__TASK TO CARRY OUT__
Report every line from the material that contains the word "chats".

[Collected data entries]
- - - - -

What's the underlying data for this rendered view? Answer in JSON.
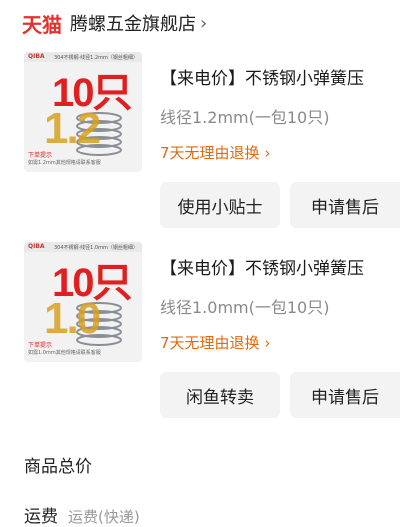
{
  "shop": {
    "logo": "天猫",
    "name": "腾螺五金旗舰店",
    "chevron": "›"
  },
  "orders": [
    {
      "thumb": {
        "brand": "QIBA",
        "spec": "304不锈钢·线径1.2mm（钢丝粗细）",
        "count": "10只",
        "size": "1.2",
        "tag": "下单提示",
        "tiny": "如需1.2mm其他规格请联系客服"
      },
      "title": "【来电价】不锈钢小弹簧压",
      "spec": "线径1.2mm(一包10只)",
      "returns": "7天无理由退换",
      "buttons": [
        "使用小贴士",
        "申请售后"
      ]
    },
    {
      "thumb": {
        "brand": "QIBA",
        "spec": "304不锈钢·线径1.0mm（钢丝粗细）",
        "count": "10只",
        "size": "1.0",
        "tag": "下单提示",
        "tiny": "如需1.0mm其他规格请联系客服"
      },
      "title": "【来电价】不锈钢小弹簧压",
      "spec": "线径1.0mm(一包10只)",
      "returns": "7天无理由退换",
      "buttons": [
        "闲鱼转卖",
        "申请售后"
      ]
    }
  ],
  "summary": {
    "total_label": "商品总价",
    "shipping_label": "运费",
    "shipping_sub": "运费(快递)"
  },
  "colors": {
    "tmall_red": "#e5322e",
    "returns_orange": "#e06a10",
    "button_bg": "#f3f3f3"
  }
}
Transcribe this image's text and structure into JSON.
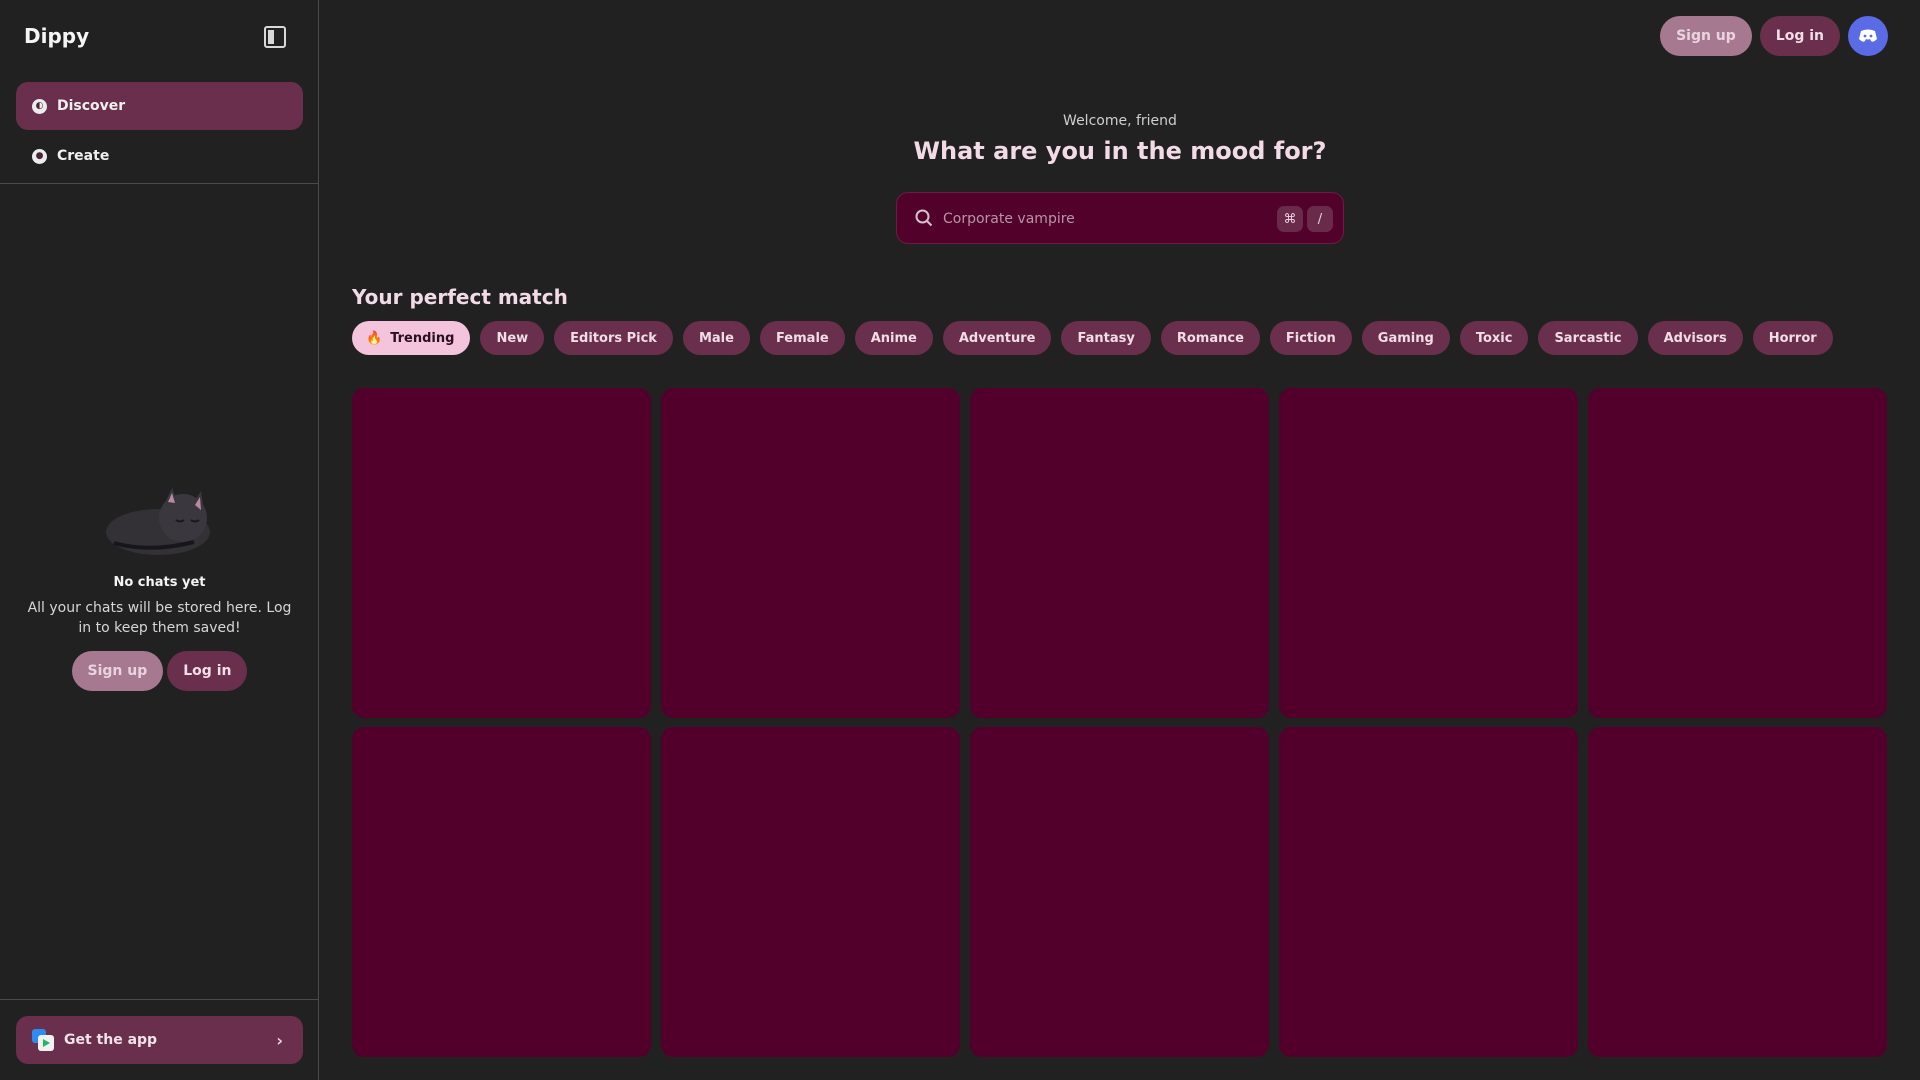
{
  "brand": "Dippy",
  "sidebar": {
    "nav": [
      {
        "label": "Discover",
        "icon": "compass-icon"
      },
      {
        "label": "Create",
        "icon": "palette-icon"
      }
    ],
    "empty_state": {
      "title": "No chats yet",
      "description": "All your chats will be stored here. Log in to keep them saved!",
      "signup_label": "Sign up",
      "login_label": "Log in"
    },
    "get_app_label": "Get the app"
  },
  "header": {
    "signup_label": "Sign up",
    "login_label": "Log in",
    "discord_icon": "discord-icon"
  },
  "main": {
    "welcome": "Welcome, friend",
    "headline": "What are you in the mood for?",
    "search": {
      "placeholder": "Corporate vampire",
      "shortcut_cmd": "⌘",
      "shortcut_key": "/"
    },
    "section_title": "Your perfect match",
    "categories": [
      "Trending",
      "New",
      "Editors Pick",
      "Male",
      "Female",
      "Anime",
      "Adventure",
      "Fantasy",
      "Romance",
      "Fiction",
      "Gaming",
      "Toxic",
      "Sarcastic",
      "Advisors",
      "Horror"
    ],
    "active_category": "Trending",
    "cards_count": 10
  },
  "colors": {
    "background": "#212121",
    "accent": "#6a2f4c",
    "card": "#52002b",
    "active_chip": "#f4c4dc",
    "discord": "#5a6be5"
  }
}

- - - - -

__RESULT__
      "title": "No chats yet",
      "description": "All your chats will be stored here. Log in to keep them saved!",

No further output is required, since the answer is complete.